Exercise details: Find each line with the word "path" in it, then give the total alone.

Supplied data:
-------------------------

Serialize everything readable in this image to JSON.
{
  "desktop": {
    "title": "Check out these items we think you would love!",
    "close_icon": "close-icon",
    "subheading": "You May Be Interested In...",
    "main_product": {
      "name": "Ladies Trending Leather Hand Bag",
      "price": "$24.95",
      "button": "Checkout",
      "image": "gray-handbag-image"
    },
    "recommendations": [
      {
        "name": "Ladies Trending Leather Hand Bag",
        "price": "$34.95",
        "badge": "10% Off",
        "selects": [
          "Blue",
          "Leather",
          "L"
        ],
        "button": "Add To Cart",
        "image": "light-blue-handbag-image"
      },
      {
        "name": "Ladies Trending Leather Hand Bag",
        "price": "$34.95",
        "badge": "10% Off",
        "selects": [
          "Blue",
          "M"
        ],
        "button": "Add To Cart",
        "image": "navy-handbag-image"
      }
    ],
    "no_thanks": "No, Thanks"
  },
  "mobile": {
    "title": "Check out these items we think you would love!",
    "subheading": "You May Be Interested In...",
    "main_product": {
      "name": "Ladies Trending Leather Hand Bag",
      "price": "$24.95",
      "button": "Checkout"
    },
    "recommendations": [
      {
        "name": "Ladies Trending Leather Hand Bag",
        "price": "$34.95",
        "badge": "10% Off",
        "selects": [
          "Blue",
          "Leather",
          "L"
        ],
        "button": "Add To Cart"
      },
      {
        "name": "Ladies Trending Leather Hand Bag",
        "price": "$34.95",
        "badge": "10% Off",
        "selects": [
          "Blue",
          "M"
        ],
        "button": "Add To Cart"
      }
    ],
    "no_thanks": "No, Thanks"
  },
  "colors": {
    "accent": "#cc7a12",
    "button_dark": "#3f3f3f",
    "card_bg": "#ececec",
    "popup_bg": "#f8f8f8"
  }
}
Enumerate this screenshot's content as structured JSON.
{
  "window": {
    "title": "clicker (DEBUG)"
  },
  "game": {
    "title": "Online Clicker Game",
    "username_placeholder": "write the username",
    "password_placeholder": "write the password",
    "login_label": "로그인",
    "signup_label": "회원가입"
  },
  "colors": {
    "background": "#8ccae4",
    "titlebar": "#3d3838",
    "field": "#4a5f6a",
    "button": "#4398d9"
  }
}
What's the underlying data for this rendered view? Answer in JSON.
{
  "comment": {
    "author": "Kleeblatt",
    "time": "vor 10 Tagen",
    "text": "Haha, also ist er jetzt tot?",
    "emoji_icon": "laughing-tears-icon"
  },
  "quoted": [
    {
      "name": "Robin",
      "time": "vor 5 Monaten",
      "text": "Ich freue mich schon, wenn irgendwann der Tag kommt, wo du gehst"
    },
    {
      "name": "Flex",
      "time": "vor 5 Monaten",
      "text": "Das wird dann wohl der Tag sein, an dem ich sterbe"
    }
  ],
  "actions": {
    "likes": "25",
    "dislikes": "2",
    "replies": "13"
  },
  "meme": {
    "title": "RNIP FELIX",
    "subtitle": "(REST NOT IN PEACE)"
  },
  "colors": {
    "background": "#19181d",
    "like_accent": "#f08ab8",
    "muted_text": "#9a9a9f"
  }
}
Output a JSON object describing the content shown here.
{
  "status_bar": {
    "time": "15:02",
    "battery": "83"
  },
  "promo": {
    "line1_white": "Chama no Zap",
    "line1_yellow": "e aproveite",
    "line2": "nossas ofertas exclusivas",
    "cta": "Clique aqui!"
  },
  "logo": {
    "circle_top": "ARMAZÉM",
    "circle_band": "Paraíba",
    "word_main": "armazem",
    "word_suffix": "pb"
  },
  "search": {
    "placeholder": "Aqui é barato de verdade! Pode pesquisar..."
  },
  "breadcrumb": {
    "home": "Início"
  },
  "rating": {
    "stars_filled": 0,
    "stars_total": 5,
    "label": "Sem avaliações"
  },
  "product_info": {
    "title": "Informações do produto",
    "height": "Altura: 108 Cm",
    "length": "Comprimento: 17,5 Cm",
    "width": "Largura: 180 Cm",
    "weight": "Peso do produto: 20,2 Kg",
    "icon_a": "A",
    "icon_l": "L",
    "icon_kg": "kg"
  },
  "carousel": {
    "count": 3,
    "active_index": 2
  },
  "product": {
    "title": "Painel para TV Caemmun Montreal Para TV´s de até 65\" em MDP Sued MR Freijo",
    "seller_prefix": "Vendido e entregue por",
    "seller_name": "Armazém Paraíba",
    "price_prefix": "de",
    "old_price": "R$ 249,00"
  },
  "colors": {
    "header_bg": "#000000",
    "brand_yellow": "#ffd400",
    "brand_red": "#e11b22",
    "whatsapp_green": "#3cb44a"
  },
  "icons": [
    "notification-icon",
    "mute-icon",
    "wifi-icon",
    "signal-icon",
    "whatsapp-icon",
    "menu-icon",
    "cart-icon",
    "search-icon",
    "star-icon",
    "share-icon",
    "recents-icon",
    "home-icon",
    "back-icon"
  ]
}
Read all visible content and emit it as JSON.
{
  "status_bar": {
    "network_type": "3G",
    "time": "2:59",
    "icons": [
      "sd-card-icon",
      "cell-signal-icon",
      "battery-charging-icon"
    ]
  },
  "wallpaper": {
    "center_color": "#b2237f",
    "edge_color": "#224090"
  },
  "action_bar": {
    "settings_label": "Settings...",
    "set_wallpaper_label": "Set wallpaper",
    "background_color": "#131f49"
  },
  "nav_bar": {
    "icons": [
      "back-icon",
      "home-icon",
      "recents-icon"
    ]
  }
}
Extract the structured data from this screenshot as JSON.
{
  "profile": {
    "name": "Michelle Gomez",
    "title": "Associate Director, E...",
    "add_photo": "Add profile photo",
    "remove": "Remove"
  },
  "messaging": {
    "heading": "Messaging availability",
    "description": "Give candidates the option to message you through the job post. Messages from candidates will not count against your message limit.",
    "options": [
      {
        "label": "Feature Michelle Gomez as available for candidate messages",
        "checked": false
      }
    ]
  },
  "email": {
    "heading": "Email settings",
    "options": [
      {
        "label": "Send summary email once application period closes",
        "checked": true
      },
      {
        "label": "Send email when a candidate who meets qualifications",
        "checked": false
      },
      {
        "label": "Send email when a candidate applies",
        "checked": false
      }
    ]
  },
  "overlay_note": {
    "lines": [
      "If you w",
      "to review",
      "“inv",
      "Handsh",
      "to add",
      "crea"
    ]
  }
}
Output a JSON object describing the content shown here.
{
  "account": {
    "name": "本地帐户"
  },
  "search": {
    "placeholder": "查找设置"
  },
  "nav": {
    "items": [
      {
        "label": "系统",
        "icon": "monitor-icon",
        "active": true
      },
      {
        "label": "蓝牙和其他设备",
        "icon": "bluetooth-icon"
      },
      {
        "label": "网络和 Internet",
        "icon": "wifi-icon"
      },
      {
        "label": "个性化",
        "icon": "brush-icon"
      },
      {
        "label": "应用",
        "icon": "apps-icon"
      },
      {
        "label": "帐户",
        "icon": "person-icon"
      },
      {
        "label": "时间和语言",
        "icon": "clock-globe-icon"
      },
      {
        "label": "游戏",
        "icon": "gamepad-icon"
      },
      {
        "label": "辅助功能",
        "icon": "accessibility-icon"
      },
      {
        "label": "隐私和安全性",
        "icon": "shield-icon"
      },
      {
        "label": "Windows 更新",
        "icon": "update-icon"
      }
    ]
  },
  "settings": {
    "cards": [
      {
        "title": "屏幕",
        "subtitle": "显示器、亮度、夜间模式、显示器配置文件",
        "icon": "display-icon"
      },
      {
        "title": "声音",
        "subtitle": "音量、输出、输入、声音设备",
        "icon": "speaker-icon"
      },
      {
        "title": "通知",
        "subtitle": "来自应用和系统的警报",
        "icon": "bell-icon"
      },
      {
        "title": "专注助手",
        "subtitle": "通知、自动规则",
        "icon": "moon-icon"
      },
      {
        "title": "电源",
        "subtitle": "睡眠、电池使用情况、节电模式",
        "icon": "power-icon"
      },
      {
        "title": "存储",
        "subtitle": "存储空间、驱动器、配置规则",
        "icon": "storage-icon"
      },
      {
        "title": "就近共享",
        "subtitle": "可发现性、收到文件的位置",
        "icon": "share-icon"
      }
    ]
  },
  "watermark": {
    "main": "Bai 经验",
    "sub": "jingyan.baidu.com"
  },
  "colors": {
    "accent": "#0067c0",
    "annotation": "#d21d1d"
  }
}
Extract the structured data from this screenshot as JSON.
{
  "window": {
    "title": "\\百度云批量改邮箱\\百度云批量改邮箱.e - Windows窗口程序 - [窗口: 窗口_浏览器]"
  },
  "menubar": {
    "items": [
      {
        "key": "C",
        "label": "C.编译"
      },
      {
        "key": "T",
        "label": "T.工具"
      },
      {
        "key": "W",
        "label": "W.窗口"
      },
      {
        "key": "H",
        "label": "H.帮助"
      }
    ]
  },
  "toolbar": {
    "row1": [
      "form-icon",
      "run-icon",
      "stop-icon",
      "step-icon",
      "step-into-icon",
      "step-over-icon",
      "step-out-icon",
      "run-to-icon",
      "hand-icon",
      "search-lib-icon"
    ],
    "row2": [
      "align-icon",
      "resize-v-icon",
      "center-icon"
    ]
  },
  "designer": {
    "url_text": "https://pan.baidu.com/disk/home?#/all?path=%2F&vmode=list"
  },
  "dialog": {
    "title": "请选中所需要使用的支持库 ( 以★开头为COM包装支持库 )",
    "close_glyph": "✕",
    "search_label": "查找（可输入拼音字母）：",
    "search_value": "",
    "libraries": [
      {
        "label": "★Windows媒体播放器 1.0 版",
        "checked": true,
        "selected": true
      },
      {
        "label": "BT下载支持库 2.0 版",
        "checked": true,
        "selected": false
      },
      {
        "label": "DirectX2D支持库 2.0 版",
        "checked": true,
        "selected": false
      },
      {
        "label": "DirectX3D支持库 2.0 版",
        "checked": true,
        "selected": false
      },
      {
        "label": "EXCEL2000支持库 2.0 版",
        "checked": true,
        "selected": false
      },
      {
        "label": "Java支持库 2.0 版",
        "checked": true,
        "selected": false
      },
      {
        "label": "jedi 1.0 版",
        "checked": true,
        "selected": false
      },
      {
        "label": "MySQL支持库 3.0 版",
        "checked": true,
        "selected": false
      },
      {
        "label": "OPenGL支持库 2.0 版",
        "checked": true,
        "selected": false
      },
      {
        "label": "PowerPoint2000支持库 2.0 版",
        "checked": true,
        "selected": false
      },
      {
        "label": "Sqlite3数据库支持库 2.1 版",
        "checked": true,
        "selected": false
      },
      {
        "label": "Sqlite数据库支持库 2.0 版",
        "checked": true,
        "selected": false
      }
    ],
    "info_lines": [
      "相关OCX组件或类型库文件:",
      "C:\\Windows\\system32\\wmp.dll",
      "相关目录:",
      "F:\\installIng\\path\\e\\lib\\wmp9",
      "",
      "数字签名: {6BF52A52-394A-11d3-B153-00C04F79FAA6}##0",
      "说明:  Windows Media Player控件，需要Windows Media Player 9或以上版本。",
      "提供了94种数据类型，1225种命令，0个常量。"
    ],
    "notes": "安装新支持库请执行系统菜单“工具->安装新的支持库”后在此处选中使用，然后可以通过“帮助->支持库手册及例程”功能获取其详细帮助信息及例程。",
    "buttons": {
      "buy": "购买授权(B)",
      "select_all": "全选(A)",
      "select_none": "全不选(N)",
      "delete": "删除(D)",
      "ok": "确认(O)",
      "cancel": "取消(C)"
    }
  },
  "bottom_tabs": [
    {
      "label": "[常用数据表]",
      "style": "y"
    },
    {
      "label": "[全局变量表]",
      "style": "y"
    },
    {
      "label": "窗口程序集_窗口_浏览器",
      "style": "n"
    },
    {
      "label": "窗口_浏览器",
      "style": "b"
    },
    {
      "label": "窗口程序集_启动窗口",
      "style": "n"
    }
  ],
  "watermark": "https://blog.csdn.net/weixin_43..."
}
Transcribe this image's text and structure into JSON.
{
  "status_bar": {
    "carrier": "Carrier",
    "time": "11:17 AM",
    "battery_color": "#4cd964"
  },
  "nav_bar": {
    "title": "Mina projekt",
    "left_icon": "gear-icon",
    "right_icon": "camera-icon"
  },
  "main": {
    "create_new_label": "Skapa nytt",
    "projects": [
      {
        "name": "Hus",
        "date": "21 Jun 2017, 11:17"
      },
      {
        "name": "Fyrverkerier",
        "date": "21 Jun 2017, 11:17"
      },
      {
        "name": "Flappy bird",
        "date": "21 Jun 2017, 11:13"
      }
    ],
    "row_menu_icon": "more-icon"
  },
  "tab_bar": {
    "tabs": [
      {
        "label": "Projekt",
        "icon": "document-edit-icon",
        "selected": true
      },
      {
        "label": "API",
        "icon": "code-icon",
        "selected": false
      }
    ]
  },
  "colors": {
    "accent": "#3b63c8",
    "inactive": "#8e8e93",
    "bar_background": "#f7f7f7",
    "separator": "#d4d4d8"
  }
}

-------------------------

Complete answer: 2